>> Start
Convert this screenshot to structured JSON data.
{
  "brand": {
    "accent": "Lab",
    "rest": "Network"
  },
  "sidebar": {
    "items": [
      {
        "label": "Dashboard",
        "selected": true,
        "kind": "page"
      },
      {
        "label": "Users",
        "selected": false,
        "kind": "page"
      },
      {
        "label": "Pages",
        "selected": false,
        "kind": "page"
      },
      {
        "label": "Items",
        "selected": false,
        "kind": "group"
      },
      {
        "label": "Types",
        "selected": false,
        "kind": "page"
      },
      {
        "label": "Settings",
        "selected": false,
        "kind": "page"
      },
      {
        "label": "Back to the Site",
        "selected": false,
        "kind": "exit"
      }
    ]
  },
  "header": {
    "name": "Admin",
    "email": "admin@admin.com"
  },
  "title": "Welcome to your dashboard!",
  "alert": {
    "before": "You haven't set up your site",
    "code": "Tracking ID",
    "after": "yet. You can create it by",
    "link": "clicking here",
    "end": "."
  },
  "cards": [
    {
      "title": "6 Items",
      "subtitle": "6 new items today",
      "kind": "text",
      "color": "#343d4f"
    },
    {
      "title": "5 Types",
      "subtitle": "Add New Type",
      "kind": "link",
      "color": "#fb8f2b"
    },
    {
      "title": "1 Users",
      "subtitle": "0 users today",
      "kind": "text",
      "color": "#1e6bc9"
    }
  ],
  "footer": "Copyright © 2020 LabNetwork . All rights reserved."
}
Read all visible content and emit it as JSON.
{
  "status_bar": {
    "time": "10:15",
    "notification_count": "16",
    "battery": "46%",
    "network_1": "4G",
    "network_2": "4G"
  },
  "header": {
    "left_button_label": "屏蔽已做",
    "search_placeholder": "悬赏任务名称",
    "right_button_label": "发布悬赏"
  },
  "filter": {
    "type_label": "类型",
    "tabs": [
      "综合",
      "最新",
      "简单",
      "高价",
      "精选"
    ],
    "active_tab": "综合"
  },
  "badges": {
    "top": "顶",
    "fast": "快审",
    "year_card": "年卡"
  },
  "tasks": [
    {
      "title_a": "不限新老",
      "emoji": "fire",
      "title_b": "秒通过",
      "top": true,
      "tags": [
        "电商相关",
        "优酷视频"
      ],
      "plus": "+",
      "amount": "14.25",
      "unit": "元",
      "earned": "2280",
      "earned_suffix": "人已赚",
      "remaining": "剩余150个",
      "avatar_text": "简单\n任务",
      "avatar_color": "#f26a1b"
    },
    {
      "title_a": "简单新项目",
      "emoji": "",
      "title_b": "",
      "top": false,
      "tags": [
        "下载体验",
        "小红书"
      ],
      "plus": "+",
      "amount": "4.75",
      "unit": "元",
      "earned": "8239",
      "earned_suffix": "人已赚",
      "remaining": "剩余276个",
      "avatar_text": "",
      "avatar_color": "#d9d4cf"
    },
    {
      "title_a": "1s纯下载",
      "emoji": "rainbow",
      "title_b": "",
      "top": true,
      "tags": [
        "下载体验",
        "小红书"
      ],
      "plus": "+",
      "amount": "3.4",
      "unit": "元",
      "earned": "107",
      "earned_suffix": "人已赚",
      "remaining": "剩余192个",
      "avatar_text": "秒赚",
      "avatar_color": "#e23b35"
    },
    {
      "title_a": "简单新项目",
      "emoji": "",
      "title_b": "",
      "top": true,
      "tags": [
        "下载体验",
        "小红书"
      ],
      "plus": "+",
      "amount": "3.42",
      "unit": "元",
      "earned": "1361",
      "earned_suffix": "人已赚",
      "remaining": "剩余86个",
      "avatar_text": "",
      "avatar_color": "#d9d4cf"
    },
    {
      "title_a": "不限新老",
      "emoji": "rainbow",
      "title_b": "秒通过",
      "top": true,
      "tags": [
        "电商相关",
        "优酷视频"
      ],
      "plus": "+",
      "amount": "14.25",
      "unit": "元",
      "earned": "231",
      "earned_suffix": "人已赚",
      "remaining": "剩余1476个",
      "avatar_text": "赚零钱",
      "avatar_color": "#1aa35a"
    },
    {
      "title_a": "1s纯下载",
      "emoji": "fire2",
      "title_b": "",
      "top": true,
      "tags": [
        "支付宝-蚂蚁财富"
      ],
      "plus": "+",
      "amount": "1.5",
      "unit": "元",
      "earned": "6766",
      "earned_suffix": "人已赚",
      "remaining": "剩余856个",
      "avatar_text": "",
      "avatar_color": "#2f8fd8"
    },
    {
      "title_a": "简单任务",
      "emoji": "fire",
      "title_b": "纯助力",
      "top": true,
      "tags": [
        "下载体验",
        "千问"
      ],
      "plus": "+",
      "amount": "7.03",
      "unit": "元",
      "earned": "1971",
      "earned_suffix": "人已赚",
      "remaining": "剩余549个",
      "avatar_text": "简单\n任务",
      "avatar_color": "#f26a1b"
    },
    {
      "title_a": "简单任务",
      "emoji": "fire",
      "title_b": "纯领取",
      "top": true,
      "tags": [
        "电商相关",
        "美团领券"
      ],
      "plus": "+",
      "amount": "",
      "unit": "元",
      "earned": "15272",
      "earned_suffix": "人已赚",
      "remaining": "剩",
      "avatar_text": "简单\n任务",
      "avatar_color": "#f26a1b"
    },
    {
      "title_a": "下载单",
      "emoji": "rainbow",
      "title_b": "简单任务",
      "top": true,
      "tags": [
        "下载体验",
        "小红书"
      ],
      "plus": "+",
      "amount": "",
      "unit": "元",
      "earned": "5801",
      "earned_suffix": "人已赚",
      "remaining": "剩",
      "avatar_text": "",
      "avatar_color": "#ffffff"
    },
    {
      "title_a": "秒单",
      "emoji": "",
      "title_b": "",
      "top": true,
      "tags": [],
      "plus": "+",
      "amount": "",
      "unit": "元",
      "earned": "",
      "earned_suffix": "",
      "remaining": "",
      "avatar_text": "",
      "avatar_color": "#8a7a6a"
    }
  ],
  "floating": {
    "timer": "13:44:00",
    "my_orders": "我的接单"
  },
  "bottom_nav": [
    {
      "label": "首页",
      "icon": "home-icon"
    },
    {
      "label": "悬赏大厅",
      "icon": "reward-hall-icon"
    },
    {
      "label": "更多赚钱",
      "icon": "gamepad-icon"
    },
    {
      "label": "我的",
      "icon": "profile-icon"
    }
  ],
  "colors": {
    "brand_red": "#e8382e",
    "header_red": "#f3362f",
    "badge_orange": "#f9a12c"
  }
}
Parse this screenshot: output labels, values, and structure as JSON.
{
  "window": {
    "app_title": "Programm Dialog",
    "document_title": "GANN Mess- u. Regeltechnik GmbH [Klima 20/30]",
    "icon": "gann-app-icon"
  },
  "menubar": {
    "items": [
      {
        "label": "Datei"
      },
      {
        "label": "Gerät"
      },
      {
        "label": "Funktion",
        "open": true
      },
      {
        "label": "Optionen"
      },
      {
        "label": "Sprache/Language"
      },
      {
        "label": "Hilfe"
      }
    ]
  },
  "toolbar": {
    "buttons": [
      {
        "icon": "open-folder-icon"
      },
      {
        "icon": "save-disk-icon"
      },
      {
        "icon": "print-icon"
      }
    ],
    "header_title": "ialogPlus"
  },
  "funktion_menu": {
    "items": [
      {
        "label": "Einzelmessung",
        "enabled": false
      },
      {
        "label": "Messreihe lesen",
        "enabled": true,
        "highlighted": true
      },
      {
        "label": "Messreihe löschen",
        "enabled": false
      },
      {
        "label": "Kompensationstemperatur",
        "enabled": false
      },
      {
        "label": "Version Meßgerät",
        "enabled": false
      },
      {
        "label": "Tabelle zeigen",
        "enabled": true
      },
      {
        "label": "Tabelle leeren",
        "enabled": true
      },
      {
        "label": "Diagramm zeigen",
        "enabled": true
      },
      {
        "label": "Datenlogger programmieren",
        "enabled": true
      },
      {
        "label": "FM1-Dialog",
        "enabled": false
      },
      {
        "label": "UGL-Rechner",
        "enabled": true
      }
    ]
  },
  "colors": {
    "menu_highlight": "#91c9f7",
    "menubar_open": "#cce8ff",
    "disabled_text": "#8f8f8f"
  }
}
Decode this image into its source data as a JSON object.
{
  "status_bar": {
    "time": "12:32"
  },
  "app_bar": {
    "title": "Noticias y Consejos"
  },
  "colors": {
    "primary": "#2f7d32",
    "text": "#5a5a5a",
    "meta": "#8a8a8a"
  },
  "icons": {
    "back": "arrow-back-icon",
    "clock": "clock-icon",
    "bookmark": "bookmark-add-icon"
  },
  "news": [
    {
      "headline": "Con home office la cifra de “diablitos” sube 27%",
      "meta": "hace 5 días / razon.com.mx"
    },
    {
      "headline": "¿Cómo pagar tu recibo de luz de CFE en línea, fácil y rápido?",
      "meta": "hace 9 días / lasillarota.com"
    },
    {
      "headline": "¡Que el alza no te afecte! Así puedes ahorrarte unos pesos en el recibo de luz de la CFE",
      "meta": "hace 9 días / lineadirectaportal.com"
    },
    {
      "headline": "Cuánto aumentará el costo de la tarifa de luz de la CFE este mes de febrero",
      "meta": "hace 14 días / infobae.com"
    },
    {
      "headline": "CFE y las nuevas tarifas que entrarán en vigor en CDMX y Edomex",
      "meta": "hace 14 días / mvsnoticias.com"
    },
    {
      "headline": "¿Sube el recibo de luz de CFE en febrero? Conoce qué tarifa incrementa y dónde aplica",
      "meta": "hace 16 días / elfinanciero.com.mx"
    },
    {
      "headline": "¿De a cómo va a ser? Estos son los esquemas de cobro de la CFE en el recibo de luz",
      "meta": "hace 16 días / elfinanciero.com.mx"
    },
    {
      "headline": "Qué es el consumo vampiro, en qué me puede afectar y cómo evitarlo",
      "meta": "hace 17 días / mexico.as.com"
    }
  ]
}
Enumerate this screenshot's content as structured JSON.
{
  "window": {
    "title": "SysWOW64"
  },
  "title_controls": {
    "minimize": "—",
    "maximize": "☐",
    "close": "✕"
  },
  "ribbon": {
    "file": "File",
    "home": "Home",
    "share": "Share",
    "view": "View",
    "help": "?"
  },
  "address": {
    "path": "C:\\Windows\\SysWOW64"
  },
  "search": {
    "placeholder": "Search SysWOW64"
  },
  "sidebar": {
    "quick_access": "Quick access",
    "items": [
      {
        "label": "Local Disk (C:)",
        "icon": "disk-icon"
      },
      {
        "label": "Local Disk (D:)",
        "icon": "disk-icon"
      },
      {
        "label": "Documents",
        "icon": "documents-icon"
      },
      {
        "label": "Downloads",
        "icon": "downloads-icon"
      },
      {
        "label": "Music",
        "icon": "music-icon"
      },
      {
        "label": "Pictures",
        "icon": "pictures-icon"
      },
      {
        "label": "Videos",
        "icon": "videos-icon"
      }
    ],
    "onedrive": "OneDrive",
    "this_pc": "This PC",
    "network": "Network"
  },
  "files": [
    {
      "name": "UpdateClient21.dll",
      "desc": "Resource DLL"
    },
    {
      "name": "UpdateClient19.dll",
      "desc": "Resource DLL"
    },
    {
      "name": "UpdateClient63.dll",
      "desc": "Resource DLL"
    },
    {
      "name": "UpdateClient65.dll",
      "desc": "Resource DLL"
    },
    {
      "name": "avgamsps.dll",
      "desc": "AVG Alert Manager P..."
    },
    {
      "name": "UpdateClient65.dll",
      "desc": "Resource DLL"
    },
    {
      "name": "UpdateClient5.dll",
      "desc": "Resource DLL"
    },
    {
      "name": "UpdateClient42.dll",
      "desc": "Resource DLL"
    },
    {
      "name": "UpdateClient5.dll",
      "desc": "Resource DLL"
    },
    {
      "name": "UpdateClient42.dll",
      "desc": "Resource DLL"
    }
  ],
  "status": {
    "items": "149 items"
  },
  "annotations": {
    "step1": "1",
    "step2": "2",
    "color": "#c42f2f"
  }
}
>> End
__OBJECTIVE__: Pick out every line holding the string "screenshot" and return it.

__OUTPUT OF THE TASK__:
Convert this screenshot to structured JSON data.
Parse this screenshot: output labels, values, and structure as JSON.
Enumerate this screenshot's content as structured JSON.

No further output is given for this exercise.